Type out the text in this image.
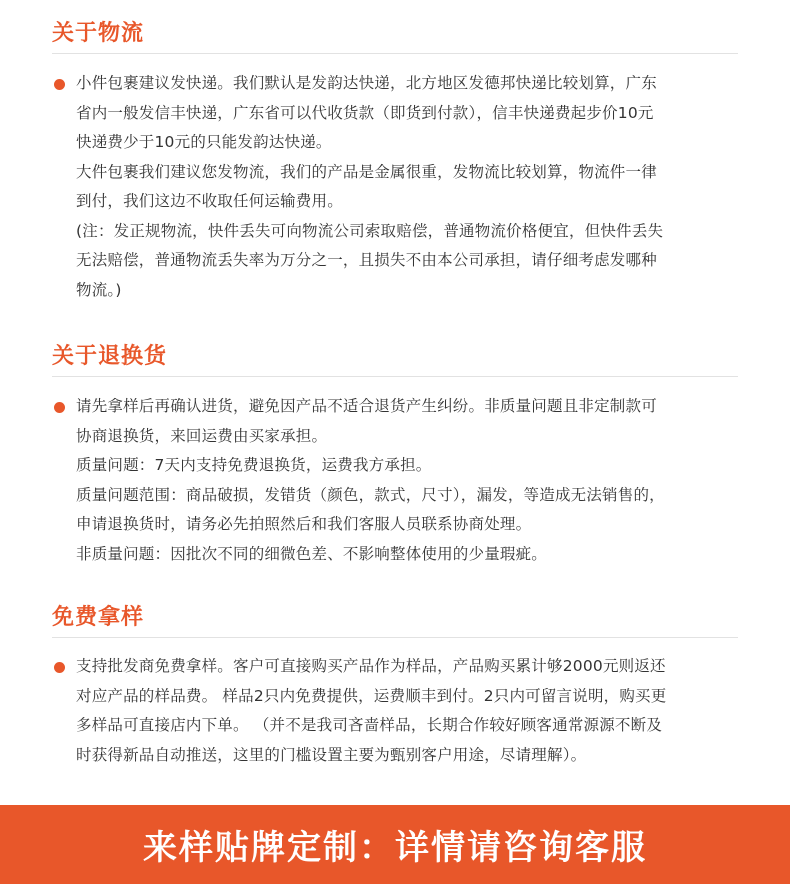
关于物流

小件包裹建议发快递。我们默认是发韵达快递，北方地区发德邦快递比较划算，广东
省内一般发信丰快递，广东省可以代收货款（即货到付款），信丰快递费起步价10元
快递费少于10元的只能发韵达快递。

大件包裹我们建议您发物流，我们的产品是金属很重，发物流比较划算，物流件一律
到付，我们这边不收取任何运输费用。

(注：发正规物流，快件丢失可向物流公司索取赔偿，普通物流价格便宜，但快件丢失
无法赔偿，普通物流丢失率为万分之一，且损失不由本公司承担，请仔细考虑发哪种
物流。)

关于退换货

请先拿样后再确认进货，避免因产品不适合退货产生纠纷。非质量问题且非定制款可
协商退换货，来回运费由买家承担。

质量问题：7天内支持免费退换货，运费我方承担。

质量问题范围：商品破损，发错货（颜色，款式，尺寸），漏发，等造成无法销售的，
申请退换货时，请务必先拍照然后和我们客服人员联系协商处理。

非质量问题：因批次不同的细微色差、不影响整体使用的少量瑕疵。

免费拿样

支持批发商免费拿样。客户可直接购买产品作为样品，产品购买累计够2000元则返还
对应产品的样品费。 样品2只内免费提供，运费顺丰到付。2只内可留言说明，购买更
多样品可直接店内下单。 （并不是我司吝啬样品，长期合作较好顾客通常源源不断及
时获得新品自动推送，这里的门槛设置主要为甄别客户用途，尽请理解）。

来样贴牌定制：详情请咨询客服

Directive: Drop the images and quote the entries word for word.

Exercise solution:
Type out the text in this image.
关于物流

小件包裹建议发快递。我们默认是发韵达快递，北方地区发德邦快递比较划算，广东
省内一般发信丰快递，广东省可以代收货款（即货到付款），信丰快递费起步价10元
快递费少于10元的只能发韵达快递。

大件包裹我们建议您发物流，我们的产品是金属很重，发物流比较划算，物流件一律
到付，我们这边不收取任何运输费用。

(注：发正规物流，快件丢失可向物流公司索取赔偿，普通物流价格便宜，但快件丢失
无法赔偿，普通物流丢失率为万分之一，且损失不由本公司承担，请仔细考虑发哪种
物流。)

关于退换货

请先拿样后再确认进货，避免因产品不适合退货产生纠纷。非质量问题且非定制款可
协商退换货，来回运费由买家承担。

质量问题：7天内支持免费退换货，运费我方承担。

质量问题范围：商品破损，发错货（颜色，款式，尺寸），漏发，等造成无法销售的，
申请退换货时，请务必先拍照然后和我们客服人员联系协商处理。

非质量问题：因批次不同的细微色差、不影响整体使用的少量瑕疵。

免费拿样

支持批发商免费拿样。客户可直接购买产品作为样品，产品购买累计够2000元则返还
对应产品的样品费。 样品2只内免费提供，运费顺丰到付。2只内可留言说明，购买更
多样品可直接店内下单。 （并不是我司吝啬样品，长期合作较好顾客通常源源不断及
时获得新品自动推送，这里的门槛设置主要为甄别客户用途，尽请理解）。

来样贴牌定制：详情请咨询客服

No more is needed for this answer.